* begin DATA SHOWN *
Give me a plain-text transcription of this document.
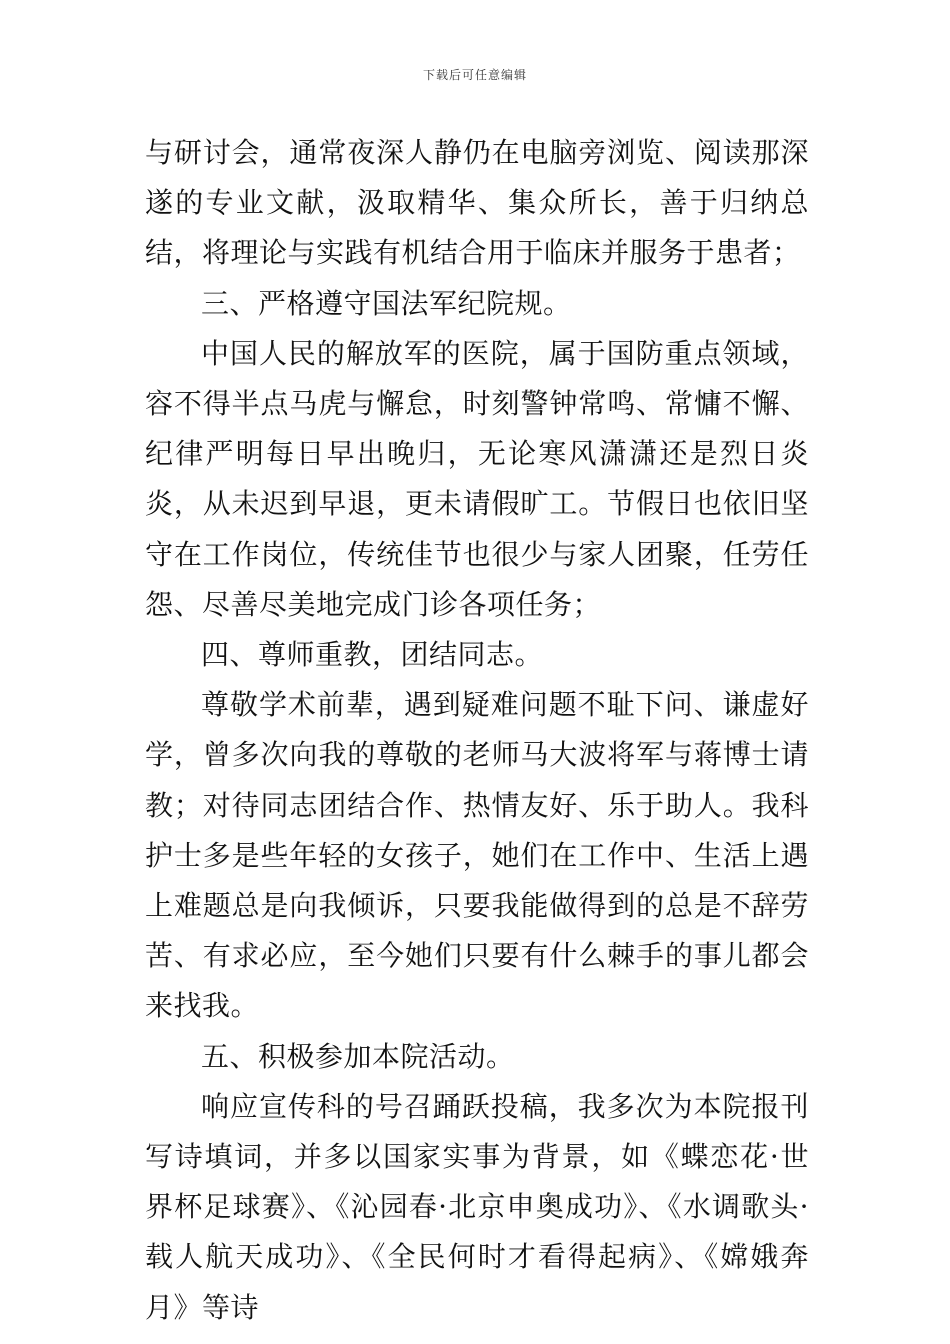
下载后可任意编辑

与研讨会，通常夜深人静仍在电脑旁浏览、阅读那深遂的专业文献，汲取精华、集众所长，善于归纳总结，将理论与实践有机结合用于临床并服务于患者；

三、严格遵守国法军纪院规。

中国人民的解放军的医院，属于国防重点领域，容不得半点马虎与懈怠，时刻警钟常鸣、常慵不懈、纪律严明每日早出晚归，无论寒风潇潇还是烈日炎炎，从未迟到早退，更未请假旷工。节假日也依旧坚守在工作岗位，传统佳节也很少与家人团聚，任劳任怨、尽善尽美地完成门诊各项任务；

四、尊师重教，团结同志。

尊敬学术前辈，遇到疑难问题不耻下问、谦虚好学，曾多次向我的尊敬的老师马大波将军与蒋博士请教；对待同志团结合作、热情友好、乐于助人。我科护士多是些年轻的女孩子，她们在工作中、生活上遇上难题总是向我倾诉，只要我能做得到的总是不辞劳苦、有求必应，至今她们只要有什么棘手的事儿都会来找我。

五、积极参加本院活动。

响应宣传科的号召踊跃投稿，我多次为本院报刊写诗填词，并多以国家实事为背景，如《蝶恋花·世界杯足球赛》、《沁园春·北京申奥成功》、《水调歌头·载人航天成功》、《全民何时才看得起病》、《嫦娥奔月》等诗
* end DATA SHOWN *
## WHAT YOU NEED TO DO:
Replicate the material above verbatim; images stay out of the copy.

## WRITTEN SOLUTION:
Give me a plain-text transcription of this document.
下载后可任意编辑

与研讨会，通常夜深人静仍在电脑旁浏览、阅读那深遂的专业文献，汲取精华、集众所长，善于归纳总结，将理论与实践有机结合用于临床并服务于患者；

三、严格遵守国法军纪院规。

中国人民的解放军的医院，属于国防重点领域，容不得半点马虎与懈怠，时刻警钟常鸣、常慵不懈、纪律严明每日早出晚归，无论寒风潇潇还是烈日炎炎，从未迟到早退，更未请假旷工。节假日也依旧坚守在工作岗位，传统佳节也很少与家人团聚，任劳任怨、尽善尽美地完成门诊各项任务；

四、尊师重教，团结同志。

尊敬学术前辈，遇到疑难问题不耻下问、谦虚好学，曾多次向我的尊敬的老师马大波将军与蒋博士请教；对待同志团结合作、热情友好、乐于助人。我科护士多是些年轻的女孩子，她们在工作中、生活上遇上难题总是向我倾诉，只要我能做得到的总是不辞劳苦、有求必应，至今她们只要有什么棘手的事儿都会来找我。

五、积极参加本院活动。

响应宣传科的号召踊跃投稿，我多次为本院报刊写诗填词，并多以国家实事为背景，如《蝶恋花·世界杯足球赛》、《沁园春·北京申奥成功》、《水调歌头·载人航天成功》、《全民何时才看得起病》、《嫦娥奔月》等诗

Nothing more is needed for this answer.